▶ [Work to complete]
Search the listing for "Suresh" and copy every line where it appears.

======== Source data

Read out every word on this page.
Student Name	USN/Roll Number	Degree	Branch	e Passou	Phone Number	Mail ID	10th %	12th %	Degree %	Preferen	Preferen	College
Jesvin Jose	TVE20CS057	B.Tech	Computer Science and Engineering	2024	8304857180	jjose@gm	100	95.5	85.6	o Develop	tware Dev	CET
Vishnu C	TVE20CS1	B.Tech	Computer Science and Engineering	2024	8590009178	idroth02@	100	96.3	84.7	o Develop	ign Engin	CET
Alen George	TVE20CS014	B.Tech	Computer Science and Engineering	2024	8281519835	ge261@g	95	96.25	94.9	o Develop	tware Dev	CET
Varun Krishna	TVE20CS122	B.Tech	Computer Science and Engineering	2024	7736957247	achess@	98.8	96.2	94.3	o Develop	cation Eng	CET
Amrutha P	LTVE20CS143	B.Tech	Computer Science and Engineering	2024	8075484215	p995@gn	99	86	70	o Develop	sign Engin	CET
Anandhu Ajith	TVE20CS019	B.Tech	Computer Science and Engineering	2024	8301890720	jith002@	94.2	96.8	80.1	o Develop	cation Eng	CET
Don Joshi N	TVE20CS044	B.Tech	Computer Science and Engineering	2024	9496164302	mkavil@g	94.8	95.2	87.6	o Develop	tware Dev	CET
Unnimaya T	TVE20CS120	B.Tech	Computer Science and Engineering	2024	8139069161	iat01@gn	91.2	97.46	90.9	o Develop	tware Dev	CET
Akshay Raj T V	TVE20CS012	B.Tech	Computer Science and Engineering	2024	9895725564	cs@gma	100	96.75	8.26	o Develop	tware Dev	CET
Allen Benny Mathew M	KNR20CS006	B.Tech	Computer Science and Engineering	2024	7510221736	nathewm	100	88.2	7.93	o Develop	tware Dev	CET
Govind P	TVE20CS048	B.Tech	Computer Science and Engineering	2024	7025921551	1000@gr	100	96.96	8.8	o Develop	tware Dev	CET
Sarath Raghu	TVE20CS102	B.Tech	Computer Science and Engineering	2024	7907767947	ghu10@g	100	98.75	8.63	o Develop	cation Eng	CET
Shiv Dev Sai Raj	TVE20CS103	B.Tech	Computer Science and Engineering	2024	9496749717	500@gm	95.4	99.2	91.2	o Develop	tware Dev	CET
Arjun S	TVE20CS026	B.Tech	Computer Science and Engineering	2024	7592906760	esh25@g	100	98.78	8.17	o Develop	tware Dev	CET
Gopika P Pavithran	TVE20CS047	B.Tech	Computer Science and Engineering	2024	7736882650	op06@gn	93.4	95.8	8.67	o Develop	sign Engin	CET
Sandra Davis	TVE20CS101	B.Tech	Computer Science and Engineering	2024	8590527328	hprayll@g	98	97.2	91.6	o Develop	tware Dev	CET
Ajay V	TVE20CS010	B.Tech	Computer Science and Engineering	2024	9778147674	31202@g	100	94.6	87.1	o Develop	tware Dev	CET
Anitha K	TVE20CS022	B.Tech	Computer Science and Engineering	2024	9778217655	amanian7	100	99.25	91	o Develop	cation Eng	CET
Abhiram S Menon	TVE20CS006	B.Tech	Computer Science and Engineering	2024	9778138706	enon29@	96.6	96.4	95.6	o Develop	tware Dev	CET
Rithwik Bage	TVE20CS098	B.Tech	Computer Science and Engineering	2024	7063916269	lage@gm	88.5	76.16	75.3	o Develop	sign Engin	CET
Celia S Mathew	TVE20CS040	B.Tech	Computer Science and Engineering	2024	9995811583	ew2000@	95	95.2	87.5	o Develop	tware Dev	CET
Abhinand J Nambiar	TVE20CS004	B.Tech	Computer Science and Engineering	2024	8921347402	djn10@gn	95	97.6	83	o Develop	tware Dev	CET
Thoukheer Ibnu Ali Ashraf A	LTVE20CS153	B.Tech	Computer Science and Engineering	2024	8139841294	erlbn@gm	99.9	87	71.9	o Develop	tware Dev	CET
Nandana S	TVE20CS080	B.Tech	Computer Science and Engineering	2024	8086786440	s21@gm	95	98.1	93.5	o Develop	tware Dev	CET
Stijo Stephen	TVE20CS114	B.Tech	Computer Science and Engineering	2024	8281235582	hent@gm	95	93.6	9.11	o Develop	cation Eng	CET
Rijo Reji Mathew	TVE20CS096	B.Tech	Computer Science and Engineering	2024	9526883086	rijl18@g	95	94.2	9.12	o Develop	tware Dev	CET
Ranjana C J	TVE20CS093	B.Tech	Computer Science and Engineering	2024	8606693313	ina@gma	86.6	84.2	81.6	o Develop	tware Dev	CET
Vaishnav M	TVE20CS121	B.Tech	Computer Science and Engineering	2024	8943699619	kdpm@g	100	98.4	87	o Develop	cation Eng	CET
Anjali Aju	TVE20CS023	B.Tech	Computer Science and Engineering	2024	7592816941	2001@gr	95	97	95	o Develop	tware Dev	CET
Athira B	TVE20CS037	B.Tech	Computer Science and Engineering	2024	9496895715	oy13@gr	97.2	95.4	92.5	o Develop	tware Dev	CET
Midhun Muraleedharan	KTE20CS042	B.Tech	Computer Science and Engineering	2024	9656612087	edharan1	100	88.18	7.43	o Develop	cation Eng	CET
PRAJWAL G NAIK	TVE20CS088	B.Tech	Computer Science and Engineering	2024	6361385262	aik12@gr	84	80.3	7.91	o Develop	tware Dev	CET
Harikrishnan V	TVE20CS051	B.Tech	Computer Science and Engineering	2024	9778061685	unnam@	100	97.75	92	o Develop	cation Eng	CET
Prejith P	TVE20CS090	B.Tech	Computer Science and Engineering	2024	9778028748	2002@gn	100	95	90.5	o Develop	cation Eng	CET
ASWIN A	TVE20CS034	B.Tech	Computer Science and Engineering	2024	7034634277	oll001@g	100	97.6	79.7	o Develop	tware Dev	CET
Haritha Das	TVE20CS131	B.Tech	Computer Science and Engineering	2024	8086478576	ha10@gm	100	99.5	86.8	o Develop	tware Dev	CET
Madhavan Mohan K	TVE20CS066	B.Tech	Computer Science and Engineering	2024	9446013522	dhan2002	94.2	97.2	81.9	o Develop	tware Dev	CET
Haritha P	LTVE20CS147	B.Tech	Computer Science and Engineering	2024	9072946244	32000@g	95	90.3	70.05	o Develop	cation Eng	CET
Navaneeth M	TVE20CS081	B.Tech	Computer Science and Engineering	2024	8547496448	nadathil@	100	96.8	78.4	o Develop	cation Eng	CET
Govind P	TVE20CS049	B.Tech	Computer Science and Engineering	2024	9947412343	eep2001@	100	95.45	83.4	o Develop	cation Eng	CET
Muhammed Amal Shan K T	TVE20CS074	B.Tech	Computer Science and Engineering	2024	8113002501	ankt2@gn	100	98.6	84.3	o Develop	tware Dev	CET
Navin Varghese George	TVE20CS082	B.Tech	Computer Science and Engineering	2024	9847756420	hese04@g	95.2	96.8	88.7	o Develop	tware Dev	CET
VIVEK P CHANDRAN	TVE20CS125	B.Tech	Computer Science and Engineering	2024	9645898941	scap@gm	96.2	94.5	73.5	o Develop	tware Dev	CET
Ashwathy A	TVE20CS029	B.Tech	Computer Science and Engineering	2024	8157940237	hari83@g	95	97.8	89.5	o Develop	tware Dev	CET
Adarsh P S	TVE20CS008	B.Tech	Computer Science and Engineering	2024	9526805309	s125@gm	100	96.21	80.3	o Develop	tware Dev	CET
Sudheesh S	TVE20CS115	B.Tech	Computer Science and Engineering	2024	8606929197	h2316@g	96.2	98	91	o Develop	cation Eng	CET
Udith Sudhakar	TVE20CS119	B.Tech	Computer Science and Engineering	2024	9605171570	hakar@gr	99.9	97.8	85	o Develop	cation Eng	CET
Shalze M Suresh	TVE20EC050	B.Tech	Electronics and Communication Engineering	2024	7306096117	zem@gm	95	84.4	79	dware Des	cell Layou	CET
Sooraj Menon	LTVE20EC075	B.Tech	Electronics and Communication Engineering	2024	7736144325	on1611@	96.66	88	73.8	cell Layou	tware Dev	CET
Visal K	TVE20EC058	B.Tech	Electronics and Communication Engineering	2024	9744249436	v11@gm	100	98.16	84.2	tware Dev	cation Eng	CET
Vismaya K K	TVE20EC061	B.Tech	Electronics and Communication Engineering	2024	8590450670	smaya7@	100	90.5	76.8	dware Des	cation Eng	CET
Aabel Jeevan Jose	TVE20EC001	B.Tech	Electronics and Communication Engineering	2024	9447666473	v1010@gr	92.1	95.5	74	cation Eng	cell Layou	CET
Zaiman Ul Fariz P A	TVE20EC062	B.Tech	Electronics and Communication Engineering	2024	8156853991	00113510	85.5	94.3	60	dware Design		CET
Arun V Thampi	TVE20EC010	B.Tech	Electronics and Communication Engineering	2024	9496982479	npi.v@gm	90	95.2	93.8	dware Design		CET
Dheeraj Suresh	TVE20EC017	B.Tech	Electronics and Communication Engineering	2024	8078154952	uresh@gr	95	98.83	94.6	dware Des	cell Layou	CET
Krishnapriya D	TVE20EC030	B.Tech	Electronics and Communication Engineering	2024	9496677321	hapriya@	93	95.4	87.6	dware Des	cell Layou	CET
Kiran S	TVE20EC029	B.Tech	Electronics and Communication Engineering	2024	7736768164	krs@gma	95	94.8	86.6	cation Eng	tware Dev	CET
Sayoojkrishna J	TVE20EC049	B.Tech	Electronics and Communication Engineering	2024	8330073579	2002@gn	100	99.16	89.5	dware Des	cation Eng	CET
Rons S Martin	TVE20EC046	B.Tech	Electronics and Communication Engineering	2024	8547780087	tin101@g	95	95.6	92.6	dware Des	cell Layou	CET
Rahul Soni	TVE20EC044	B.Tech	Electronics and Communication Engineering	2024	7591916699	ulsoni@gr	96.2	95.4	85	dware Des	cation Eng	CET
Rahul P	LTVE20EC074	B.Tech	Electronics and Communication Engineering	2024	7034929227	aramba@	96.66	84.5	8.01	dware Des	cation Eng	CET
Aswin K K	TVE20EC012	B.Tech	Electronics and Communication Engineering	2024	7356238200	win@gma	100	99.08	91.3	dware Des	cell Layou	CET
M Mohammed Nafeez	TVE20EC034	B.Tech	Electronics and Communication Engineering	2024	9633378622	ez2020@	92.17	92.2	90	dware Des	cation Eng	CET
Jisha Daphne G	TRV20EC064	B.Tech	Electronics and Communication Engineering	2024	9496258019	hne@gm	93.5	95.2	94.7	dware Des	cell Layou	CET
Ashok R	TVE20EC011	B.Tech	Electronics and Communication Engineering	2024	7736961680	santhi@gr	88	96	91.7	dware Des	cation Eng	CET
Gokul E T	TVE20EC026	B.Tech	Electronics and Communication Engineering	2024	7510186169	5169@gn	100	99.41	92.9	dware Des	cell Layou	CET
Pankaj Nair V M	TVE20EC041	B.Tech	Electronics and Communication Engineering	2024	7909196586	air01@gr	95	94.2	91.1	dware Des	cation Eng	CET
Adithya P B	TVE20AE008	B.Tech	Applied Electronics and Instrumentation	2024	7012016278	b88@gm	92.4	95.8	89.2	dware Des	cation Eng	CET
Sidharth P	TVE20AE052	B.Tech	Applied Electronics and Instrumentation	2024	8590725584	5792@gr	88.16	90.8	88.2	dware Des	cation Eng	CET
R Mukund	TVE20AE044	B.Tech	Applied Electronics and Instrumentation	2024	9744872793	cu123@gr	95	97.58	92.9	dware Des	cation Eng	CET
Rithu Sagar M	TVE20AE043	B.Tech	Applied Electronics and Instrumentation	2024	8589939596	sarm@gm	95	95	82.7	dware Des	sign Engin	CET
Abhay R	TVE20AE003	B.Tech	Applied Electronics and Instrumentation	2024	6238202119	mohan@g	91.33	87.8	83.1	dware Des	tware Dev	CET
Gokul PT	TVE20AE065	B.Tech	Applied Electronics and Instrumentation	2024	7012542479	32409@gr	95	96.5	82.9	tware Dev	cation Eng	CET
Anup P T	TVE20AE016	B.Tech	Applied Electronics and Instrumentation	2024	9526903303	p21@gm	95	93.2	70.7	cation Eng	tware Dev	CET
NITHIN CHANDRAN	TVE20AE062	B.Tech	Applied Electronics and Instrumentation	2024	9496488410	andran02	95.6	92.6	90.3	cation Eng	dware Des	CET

================

▶ [Written answer]
Shalze M Suresh	TVE20EC050	B.Tech	Electronics and Communication Engineering	2024	7306096117	zem@gm	95	84.4	79	dware Des	cell Layou	CET
Dheeraj Suresh	TVE20EC017	B.Tech	Electronics and Communication Engineering	2024	8078154952	uresh@gr	95	98.83	94.6	dware Des	cell Layou	CET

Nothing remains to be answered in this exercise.